The request = Scan the following material for the string "JSON" and copy each line in which it appears.

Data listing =

******************************

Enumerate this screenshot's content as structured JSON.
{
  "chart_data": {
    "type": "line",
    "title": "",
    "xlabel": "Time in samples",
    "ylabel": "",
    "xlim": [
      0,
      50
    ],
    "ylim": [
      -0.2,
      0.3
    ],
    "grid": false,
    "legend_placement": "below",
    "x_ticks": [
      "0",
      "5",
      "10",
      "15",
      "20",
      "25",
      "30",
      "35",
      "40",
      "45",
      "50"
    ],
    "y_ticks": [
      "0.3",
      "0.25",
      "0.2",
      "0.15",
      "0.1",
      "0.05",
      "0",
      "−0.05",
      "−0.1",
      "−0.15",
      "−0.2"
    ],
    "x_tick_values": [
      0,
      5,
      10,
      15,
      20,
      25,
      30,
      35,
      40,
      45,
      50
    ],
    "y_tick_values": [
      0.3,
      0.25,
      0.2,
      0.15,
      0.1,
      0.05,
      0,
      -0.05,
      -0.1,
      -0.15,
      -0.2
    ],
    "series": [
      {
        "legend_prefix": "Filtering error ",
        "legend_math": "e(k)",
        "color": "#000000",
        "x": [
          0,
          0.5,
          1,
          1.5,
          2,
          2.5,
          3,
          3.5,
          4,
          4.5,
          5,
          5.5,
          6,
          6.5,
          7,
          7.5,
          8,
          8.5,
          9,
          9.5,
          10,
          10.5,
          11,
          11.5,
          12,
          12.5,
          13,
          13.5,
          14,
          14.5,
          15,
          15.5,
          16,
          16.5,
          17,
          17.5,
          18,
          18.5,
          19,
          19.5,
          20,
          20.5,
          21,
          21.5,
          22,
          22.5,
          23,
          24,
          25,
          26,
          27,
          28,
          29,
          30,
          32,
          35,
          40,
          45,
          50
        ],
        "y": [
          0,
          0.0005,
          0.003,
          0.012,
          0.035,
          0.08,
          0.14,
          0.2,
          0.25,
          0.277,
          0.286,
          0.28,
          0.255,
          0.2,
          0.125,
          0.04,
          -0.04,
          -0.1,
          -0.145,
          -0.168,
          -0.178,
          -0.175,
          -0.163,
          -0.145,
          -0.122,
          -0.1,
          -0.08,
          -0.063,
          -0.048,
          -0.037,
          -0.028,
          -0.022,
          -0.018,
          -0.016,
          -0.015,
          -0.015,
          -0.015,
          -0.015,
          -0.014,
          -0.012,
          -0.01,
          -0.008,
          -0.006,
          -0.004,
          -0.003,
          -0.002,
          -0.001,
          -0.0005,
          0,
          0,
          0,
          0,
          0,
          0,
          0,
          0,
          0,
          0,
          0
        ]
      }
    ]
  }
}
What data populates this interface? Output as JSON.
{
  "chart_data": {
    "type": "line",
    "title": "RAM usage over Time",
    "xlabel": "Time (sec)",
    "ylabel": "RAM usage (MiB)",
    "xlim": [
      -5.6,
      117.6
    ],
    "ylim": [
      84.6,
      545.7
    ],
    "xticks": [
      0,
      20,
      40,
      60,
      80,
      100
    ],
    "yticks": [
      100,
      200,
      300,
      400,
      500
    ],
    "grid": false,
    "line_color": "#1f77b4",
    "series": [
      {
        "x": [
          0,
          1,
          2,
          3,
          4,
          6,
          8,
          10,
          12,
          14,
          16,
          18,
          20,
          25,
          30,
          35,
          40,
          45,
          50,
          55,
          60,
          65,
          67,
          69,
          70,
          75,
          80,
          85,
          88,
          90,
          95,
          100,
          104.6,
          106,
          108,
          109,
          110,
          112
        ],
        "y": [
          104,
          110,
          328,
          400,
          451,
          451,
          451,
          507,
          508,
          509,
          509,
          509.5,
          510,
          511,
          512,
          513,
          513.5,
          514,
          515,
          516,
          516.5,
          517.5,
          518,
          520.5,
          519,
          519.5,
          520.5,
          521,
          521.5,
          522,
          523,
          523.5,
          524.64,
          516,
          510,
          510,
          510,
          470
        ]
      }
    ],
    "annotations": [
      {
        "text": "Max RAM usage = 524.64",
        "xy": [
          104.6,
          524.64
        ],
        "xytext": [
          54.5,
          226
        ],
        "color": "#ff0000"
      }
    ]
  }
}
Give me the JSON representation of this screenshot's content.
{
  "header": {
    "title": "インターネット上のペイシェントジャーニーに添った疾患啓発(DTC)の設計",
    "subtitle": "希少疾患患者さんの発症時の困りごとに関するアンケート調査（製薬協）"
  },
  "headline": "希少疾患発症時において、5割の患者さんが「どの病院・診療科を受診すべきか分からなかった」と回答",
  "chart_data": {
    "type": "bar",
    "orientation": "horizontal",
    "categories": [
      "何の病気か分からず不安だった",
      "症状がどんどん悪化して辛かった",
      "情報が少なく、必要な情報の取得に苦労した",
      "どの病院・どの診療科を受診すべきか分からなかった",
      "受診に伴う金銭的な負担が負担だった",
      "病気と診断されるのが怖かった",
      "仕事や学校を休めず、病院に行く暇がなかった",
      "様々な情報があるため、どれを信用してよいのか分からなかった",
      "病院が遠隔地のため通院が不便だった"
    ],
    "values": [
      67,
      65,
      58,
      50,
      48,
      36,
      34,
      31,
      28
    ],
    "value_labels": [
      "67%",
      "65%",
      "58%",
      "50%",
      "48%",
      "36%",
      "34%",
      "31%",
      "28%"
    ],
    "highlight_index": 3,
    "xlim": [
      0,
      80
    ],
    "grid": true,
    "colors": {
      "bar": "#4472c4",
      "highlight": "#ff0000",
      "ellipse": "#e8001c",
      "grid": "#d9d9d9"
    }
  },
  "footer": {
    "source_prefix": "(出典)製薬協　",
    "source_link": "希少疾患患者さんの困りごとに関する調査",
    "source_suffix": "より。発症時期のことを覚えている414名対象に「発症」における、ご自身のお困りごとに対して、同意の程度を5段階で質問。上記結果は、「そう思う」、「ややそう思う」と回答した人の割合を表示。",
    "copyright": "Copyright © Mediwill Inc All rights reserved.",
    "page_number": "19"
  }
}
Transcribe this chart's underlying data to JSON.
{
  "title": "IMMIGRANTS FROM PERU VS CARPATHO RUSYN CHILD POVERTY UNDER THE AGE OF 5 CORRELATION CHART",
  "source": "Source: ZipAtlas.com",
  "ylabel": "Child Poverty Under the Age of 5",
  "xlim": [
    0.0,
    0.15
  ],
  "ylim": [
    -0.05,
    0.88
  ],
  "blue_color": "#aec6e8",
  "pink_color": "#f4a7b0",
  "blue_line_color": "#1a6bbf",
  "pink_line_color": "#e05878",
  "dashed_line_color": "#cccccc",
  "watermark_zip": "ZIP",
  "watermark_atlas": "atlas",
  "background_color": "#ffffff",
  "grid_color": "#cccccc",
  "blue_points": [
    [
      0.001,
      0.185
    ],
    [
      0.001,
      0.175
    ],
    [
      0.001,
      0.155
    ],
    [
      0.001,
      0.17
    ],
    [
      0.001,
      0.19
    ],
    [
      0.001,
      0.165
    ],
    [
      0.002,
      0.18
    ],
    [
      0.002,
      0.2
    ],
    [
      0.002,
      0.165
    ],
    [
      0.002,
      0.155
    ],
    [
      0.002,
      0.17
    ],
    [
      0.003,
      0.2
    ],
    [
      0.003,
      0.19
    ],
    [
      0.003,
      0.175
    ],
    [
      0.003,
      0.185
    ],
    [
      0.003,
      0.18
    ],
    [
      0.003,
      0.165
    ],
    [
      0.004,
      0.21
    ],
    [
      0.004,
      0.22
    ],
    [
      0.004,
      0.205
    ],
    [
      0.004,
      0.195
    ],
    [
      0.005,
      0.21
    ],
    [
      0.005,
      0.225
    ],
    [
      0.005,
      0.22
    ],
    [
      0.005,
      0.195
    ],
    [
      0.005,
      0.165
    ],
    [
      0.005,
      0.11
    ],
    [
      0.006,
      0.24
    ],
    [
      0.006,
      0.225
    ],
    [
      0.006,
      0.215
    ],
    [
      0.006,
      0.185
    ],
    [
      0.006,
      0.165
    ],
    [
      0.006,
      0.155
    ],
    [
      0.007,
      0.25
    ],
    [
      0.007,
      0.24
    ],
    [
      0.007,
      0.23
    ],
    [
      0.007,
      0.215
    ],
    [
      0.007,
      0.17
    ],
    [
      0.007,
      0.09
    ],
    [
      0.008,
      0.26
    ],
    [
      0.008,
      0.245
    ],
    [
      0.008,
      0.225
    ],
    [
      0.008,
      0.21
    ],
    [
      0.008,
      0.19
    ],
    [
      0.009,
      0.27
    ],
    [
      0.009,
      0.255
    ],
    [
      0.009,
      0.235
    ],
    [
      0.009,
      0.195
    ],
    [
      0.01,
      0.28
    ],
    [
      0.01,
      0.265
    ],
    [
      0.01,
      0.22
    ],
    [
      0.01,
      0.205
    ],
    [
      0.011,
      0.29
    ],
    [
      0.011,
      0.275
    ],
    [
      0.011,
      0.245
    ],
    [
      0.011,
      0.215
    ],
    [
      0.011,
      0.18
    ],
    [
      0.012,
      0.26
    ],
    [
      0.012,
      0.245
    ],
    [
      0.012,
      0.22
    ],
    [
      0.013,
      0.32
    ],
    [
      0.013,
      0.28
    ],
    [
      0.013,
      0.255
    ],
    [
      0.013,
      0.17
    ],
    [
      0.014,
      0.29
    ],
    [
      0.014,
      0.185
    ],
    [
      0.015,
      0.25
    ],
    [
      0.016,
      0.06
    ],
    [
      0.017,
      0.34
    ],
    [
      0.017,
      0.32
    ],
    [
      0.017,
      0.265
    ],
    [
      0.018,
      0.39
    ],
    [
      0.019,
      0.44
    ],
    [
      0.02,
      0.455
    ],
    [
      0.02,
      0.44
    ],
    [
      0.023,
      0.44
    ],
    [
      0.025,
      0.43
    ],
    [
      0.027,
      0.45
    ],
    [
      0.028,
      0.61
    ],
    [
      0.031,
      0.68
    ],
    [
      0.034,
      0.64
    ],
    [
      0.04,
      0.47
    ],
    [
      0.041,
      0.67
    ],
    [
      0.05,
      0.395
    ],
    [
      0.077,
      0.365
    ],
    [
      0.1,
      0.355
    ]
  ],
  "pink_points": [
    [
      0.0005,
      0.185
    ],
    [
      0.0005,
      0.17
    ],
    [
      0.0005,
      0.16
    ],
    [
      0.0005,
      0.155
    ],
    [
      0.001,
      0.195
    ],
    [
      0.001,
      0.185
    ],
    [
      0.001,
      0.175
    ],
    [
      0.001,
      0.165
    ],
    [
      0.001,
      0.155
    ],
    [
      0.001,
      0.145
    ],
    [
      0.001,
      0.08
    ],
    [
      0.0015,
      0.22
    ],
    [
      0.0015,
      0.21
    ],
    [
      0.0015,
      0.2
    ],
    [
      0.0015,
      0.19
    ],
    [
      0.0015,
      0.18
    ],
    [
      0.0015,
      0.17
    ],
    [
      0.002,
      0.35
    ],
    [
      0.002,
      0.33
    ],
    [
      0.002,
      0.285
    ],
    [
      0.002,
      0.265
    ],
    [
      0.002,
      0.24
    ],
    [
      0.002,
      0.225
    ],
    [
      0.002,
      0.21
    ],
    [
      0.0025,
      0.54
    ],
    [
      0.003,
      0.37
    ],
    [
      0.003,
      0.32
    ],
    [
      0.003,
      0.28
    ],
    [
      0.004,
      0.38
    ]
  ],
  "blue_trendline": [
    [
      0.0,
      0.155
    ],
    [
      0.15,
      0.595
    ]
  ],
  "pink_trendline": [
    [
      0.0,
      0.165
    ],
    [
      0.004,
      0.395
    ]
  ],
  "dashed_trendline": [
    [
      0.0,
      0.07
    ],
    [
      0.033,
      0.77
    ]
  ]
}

******************************

Written reply =
Enumerate this screenshot's content as structured JSON.
What data populates this interface? Output as JSON.
Give me the JSON representation of this screenshot's content.
Transcribe this chart's underlying data to JSON.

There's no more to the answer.